## WORK INSTRUCTIONS
If a line of the data below holds the string "Draw", copy it.

[Data excerpts]
##########

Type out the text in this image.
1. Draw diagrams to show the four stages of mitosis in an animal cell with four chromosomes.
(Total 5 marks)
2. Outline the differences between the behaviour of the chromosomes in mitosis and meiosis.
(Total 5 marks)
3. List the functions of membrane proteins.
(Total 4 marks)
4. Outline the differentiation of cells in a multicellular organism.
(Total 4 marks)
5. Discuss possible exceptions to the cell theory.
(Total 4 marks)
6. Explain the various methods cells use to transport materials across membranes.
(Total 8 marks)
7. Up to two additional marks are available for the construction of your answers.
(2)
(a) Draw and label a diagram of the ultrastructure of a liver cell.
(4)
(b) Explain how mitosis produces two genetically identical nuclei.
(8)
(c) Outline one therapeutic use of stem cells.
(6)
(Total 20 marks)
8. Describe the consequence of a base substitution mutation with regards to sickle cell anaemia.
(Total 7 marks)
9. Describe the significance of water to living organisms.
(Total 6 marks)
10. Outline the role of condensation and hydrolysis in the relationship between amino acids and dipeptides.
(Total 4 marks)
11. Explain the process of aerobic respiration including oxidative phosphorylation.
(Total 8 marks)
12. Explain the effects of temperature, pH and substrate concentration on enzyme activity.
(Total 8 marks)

##########

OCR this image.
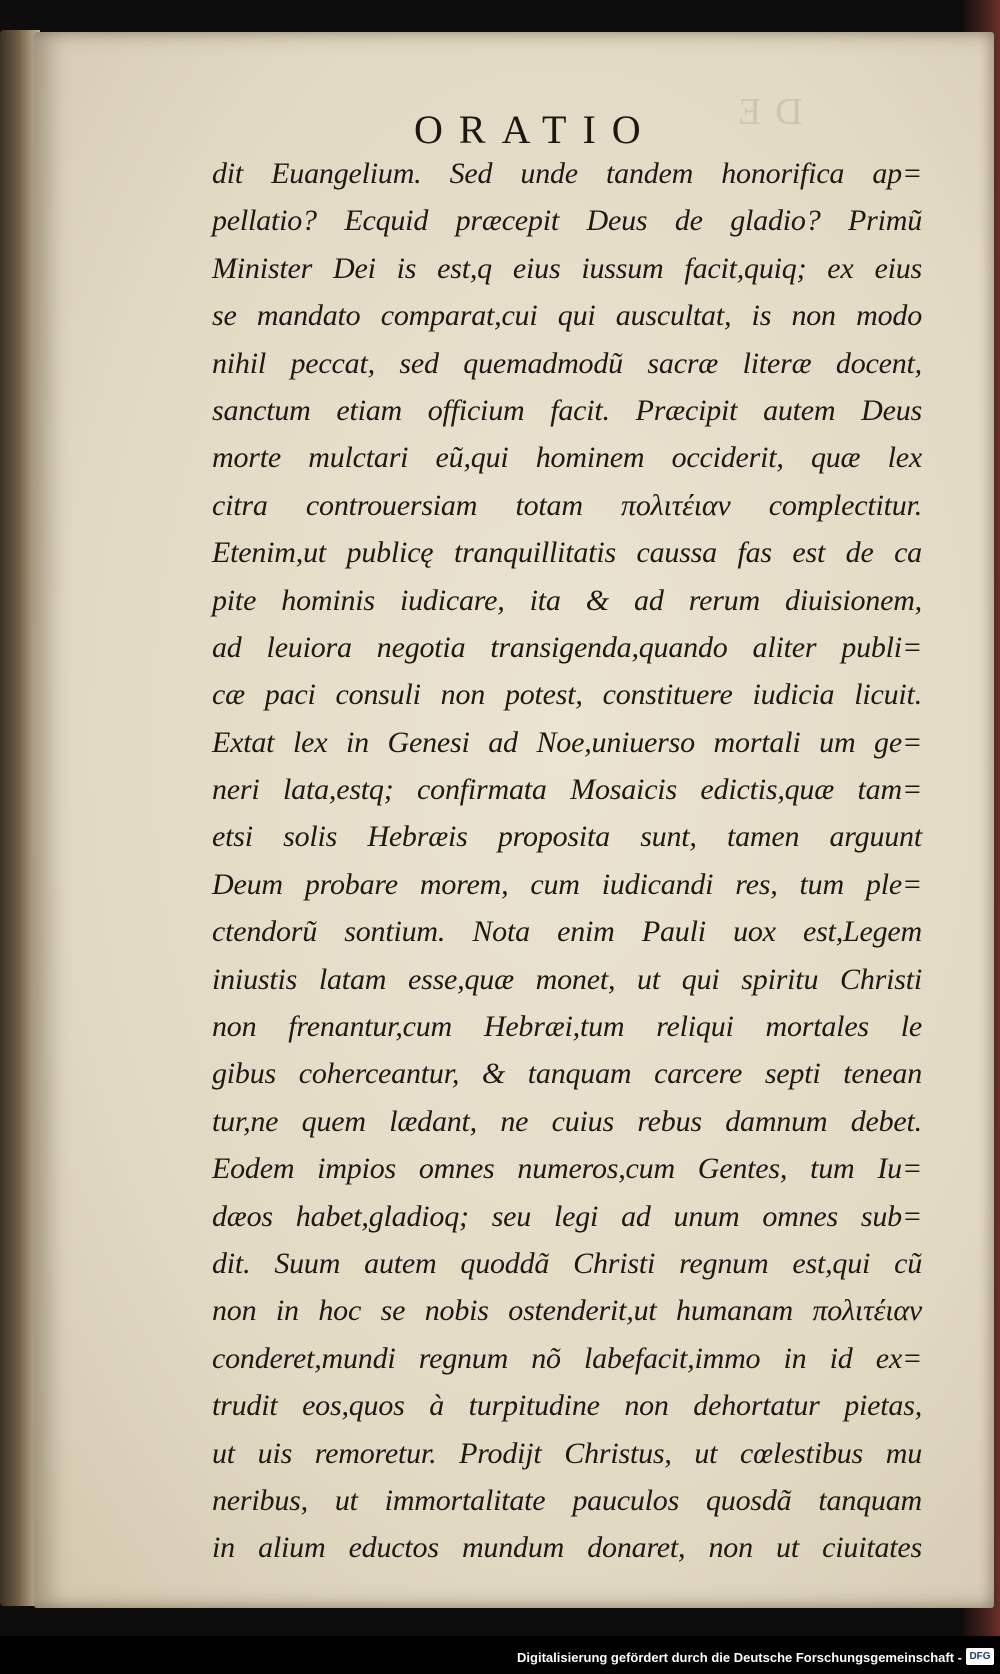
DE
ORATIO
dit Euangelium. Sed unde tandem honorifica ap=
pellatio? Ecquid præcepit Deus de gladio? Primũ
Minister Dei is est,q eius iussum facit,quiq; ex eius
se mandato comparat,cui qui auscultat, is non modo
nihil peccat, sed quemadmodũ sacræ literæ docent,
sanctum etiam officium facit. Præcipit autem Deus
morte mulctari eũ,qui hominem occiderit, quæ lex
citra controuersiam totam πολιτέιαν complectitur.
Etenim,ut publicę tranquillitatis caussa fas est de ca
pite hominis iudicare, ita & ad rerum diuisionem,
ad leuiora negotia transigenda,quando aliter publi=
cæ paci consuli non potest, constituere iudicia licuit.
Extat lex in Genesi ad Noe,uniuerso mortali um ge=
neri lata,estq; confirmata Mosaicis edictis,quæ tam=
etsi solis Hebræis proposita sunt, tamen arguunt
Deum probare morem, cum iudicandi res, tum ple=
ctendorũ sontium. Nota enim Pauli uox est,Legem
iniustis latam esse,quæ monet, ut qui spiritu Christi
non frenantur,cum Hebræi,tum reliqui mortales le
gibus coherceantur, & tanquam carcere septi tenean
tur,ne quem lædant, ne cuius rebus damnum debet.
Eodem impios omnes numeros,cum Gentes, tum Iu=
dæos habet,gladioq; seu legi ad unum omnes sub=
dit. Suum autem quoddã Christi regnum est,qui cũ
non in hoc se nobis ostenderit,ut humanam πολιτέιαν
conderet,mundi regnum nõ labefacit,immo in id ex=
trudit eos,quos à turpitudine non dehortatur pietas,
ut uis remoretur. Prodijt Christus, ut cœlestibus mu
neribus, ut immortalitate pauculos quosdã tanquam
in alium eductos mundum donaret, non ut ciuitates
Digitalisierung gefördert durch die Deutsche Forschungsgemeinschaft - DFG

##########

## ANSWER BELOW
1. Draw diagrams to show the four stages of mitosis in an animal cell with four chromosomes.
(a) Draw and label a diagram of the ultrastructure of a liver cell.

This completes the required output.